What needs to be done:
Determine the number of lines that contain the word "placement", then state that number and nothing more.

Dataset rows:
══════════

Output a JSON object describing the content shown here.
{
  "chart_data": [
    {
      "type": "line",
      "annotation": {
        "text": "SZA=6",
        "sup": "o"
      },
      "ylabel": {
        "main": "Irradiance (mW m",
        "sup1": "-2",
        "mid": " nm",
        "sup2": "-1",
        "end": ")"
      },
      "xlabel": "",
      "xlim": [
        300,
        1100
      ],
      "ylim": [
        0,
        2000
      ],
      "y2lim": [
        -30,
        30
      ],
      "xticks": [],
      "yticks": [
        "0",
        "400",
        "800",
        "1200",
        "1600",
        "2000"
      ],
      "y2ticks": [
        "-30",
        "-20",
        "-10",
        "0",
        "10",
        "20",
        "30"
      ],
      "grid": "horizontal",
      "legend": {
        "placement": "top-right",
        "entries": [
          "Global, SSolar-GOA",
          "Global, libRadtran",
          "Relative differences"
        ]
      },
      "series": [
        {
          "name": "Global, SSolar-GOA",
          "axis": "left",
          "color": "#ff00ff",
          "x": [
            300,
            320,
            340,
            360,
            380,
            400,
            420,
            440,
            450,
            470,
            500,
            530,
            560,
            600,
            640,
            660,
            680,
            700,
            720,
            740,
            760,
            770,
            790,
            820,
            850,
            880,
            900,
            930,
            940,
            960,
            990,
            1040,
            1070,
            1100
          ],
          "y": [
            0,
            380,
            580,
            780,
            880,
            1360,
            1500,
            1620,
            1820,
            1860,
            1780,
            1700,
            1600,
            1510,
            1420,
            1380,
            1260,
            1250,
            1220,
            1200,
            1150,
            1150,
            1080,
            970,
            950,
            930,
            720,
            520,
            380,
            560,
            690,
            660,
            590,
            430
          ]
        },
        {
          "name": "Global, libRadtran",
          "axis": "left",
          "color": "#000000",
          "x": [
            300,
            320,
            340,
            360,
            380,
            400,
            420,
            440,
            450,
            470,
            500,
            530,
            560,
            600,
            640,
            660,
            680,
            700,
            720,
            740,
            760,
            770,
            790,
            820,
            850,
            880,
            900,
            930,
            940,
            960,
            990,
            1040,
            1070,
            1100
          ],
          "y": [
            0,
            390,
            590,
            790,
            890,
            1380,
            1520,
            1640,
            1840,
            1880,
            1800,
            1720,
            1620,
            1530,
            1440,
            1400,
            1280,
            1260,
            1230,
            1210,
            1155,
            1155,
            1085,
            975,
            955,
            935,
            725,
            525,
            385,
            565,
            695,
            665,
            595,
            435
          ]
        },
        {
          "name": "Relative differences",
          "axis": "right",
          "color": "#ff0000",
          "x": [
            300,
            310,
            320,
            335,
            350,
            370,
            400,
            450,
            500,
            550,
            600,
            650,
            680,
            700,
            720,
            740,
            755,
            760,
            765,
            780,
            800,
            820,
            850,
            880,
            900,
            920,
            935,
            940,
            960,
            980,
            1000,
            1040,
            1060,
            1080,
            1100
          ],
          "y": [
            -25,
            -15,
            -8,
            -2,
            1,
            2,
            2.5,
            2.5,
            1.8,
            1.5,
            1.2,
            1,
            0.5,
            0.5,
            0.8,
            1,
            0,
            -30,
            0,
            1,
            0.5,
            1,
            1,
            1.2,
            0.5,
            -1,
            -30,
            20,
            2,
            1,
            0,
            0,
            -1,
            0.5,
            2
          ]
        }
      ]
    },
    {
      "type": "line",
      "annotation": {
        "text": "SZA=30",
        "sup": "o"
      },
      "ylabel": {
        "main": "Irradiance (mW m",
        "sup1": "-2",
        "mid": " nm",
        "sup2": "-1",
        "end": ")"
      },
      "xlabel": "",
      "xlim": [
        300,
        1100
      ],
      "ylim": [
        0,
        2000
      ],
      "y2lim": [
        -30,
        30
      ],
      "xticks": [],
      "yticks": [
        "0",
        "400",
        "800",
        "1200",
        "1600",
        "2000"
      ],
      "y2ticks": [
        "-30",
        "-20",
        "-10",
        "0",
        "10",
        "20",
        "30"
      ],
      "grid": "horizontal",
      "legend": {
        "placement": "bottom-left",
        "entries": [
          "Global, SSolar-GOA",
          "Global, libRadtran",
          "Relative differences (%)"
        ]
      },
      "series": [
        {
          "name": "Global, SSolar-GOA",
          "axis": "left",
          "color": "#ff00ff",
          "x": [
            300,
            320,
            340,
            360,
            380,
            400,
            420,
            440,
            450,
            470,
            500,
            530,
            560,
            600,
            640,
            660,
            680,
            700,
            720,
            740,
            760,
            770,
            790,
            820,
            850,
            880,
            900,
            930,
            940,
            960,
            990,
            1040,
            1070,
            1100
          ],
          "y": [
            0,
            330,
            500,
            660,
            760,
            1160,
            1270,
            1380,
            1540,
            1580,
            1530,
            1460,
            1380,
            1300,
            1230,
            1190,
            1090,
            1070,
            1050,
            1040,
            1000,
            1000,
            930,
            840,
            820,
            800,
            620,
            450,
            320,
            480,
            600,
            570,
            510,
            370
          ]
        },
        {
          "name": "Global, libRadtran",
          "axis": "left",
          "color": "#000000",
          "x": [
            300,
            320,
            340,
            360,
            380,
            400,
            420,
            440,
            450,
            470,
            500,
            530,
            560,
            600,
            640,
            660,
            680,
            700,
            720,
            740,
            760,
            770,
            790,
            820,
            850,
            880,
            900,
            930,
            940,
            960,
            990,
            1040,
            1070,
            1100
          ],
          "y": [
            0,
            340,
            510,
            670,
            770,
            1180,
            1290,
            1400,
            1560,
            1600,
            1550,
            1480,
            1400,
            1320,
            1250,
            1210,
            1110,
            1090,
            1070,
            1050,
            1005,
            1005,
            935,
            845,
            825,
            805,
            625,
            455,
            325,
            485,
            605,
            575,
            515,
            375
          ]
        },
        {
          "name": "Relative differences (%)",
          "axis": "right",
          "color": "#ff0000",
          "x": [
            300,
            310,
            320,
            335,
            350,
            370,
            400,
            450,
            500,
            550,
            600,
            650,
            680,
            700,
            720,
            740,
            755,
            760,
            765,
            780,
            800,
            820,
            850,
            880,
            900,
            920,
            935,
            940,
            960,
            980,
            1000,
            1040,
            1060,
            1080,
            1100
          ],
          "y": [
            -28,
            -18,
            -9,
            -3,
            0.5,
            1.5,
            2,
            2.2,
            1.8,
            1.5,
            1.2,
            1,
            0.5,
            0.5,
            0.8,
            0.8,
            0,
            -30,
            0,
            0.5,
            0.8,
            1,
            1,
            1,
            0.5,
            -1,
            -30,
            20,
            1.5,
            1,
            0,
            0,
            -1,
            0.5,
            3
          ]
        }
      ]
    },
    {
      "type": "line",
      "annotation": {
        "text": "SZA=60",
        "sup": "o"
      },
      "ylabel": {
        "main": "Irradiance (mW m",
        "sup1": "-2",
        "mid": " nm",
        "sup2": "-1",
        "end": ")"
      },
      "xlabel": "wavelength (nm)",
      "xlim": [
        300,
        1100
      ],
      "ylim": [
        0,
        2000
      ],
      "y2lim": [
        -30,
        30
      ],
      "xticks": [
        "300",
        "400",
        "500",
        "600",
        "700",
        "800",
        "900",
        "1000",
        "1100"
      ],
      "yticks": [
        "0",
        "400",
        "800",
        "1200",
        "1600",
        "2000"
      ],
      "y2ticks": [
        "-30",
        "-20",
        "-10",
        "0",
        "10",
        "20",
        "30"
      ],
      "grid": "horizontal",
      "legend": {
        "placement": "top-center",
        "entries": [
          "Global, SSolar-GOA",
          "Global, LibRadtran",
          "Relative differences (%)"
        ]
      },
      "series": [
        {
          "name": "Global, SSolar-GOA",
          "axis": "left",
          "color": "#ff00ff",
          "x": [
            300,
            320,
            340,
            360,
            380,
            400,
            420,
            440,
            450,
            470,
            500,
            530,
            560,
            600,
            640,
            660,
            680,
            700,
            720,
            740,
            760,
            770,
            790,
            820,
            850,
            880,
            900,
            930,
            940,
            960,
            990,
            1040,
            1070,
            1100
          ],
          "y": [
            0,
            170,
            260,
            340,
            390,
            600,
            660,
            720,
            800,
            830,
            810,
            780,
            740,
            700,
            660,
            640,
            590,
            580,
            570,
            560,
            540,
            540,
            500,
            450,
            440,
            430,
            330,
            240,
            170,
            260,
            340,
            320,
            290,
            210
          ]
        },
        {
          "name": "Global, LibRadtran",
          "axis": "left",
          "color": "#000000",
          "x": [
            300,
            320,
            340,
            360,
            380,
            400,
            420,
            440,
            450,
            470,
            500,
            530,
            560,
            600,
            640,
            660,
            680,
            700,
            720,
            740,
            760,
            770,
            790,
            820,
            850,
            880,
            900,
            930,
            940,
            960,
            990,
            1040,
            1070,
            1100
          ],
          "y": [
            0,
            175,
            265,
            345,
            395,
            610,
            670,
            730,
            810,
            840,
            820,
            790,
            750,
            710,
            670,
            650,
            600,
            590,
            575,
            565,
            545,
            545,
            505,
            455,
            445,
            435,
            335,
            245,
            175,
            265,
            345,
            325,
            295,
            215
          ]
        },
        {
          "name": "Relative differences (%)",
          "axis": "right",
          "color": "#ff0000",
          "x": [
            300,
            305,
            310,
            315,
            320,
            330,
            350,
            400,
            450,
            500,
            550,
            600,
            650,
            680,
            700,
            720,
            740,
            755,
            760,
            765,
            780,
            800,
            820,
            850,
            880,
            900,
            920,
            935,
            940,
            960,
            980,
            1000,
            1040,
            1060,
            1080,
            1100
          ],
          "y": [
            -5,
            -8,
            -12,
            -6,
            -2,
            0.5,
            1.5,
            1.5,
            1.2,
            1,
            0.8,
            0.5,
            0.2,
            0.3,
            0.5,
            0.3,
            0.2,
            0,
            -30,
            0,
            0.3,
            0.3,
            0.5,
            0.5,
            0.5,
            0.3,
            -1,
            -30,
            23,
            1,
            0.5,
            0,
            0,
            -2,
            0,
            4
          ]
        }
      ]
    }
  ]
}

══════════

Written response:
3